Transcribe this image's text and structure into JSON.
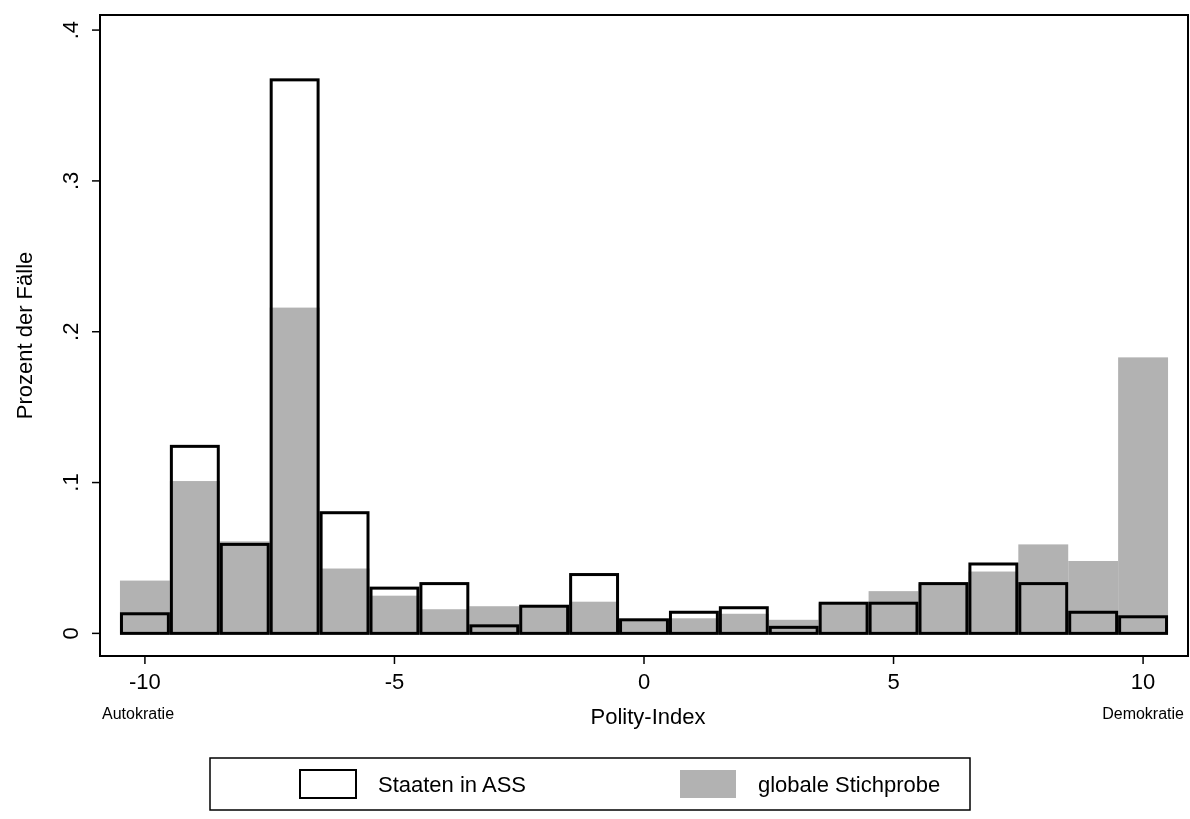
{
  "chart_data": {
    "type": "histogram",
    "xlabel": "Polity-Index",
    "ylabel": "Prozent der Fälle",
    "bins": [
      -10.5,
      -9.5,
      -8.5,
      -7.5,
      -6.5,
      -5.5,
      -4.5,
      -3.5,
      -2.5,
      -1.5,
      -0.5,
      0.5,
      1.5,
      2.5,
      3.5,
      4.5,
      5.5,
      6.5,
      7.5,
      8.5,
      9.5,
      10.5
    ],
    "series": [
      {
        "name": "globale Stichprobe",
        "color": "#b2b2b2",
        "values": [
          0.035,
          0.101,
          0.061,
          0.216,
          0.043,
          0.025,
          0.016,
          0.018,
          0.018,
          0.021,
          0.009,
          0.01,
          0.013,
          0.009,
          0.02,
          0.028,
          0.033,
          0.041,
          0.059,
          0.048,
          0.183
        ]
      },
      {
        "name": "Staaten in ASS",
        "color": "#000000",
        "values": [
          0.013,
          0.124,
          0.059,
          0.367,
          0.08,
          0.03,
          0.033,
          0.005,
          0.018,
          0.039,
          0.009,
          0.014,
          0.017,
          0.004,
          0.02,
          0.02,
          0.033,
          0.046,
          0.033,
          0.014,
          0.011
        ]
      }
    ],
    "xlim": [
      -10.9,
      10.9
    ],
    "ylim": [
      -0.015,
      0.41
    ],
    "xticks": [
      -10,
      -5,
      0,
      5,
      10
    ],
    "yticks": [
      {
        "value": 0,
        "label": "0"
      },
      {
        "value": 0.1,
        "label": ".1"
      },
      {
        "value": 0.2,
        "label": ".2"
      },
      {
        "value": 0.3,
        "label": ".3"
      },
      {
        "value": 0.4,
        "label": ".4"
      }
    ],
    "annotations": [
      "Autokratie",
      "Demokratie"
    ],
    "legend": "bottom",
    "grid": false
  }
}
________________
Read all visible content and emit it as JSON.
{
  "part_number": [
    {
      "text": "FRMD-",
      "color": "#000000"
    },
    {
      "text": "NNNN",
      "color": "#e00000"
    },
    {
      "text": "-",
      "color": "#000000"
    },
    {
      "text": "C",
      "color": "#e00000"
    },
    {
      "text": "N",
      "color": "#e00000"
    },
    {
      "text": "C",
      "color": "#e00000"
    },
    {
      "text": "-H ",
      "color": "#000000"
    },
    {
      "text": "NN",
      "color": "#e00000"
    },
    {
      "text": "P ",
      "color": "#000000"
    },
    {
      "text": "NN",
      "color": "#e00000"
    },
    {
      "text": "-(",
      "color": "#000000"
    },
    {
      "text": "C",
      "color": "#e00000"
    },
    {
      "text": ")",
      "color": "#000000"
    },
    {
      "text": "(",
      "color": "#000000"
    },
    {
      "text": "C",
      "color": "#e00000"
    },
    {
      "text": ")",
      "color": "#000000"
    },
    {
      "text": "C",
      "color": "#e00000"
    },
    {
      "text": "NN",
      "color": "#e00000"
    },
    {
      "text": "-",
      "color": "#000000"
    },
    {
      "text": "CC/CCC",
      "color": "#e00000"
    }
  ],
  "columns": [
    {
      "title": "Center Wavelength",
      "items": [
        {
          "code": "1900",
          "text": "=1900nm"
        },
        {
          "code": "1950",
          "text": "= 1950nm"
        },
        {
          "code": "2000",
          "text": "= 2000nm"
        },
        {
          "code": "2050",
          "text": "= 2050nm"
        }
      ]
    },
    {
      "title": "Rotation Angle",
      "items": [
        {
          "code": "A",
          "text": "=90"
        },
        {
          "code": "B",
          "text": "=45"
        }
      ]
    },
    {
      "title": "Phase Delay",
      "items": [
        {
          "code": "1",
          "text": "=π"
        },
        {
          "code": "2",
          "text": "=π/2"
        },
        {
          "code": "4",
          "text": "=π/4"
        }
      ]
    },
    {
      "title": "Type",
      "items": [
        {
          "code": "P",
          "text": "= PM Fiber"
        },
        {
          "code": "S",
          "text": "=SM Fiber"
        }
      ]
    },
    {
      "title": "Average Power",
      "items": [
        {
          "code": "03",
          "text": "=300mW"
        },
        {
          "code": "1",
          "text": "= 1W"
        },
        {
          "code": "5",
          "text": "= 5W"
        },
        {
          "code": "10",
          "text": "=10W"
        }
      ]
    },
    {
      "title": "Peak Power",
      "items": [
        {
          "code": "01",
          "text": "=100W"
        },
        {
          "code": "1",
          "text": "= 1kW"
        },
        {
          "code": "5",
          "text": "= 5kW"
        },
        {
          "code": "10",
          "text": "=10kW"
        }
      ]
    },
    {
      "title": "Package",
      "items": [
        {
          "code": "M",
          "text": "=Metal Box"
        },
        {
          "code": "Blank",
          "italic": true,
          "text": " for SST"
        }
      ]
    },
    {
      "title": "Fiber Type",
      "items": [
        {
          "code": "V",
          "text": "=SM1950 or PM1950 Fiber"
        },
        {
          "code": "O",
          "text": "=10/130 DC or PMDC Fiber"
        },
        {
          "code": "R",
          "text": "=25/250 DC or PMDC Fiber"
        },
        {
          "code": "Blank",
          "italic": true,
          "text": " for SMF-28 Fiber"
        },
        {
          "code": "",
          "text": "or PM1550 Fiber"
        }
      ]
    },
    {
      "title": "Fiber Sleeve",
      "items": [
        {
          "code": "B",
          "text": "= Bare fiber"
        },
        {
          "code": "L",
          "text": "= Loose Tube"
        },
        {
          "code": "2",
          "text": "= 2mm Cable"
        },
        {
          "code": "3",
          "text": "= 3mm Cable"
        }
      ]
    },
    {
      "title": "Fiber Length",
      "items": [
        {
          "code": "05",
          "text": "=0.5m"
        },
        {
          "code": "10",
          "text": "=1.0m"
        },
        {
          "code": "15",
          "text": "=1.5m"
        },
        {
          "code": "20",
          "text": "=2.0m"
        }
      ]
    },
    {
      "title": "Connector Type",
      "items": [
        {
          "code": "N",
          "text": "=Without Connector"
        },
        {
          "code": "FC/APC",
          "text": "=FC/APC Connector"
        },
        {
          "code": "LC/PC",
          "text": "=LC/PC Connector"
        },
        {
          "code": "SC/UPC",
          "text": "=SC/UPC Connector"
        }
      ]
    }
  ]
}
________________
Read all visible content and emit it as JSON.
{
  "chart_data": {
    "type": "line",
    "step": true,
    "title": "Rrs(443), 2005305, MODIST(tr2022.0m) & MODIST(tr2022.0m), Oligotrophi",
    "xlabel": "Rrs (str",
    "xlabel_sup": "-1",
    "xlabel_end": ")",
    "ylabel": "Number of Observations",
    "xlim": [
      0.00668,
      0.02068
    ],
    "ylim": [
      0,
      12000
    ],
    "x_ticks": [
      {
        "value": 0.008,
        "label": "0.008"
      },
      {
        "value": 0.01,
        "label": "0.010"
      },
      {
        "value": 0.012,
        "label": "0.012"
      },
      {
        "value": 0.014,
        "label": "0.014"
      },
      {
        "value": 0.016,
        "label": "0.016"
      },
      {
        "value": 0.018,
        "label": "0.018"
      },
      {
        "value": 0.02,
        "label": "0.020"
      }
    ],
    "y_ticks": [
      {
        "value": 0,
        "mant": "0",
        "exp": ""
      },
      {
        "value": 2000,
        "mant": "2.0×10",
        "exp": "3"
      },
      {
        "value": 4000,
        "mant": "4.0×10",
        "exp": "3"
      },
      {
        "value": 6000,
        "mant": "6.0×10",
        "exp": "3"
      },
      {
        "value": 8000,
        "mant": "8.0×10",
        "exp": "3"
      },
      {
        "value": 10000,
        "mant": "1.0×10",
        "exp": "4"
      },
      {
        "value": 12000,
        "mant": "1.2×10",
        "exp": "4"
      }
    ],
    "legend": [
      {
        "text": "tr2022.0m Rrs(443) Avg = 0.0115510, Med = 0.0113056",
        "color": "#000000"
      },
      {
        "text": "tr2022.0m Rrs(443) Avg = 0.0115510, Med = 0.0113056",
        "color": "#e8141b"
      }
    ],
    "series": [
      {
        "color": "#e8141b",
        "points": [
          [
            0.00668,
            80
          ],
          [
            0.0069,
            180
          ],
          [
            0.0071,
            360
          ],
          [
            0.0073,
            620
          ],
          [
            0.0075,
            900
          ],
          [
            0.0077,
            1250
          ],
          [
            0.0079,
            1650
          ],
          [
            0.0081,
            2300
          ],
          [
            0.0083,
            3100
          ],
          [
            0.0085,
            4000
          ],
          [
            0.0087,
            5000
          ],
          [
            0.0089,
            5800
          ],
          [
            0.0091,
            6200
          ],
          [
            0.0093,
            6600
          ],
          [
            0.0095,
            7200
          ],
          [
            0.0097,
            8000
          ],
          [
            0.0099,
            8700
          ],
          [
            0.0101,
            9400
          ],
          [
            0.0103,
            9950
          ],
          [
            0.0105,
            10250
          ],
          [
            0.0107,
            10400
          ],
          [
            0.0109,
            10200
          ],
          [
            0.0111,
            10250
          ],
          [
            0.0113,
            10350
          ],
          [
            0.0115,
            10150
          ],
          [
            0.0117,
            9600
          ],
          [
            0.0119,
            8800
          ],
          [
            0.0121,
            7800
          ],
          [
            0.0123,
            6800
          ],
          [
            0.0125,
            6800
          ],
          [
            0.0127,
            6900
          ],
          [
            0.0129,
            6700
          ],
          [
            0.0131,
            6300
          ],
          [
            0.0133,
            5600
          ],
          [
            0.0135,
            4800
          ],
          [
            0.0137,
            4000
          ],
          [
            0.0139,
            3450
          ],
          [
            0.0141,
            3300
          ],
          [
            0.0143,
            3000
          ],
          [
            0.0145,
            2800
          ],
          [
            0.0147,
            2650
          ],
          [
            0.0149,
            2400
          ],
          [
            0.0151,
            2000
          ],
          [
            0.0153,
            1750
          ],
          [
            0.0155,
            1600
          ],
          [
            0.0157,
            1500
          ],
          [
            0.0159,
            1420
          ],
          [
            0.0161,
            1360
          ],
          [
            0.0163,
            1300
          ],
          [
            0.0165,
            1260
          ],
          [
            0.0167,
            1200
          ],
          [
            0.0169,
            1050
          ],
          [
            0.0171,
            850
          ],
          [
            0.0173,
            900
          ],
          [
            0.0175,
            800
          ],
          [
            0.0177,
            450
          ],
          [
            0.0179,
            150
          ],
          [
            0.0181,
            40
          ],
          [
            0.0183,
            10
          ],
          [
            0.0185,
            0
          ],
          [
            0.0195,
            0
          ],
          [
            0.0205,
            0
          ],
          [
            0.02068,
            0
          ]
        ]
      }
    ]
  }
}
________________
_GOAL OF THE EXERCISE_:
Determine how many lines in the listing above hold the string "ylabel", then write only the number.

_RESPONSE_:
2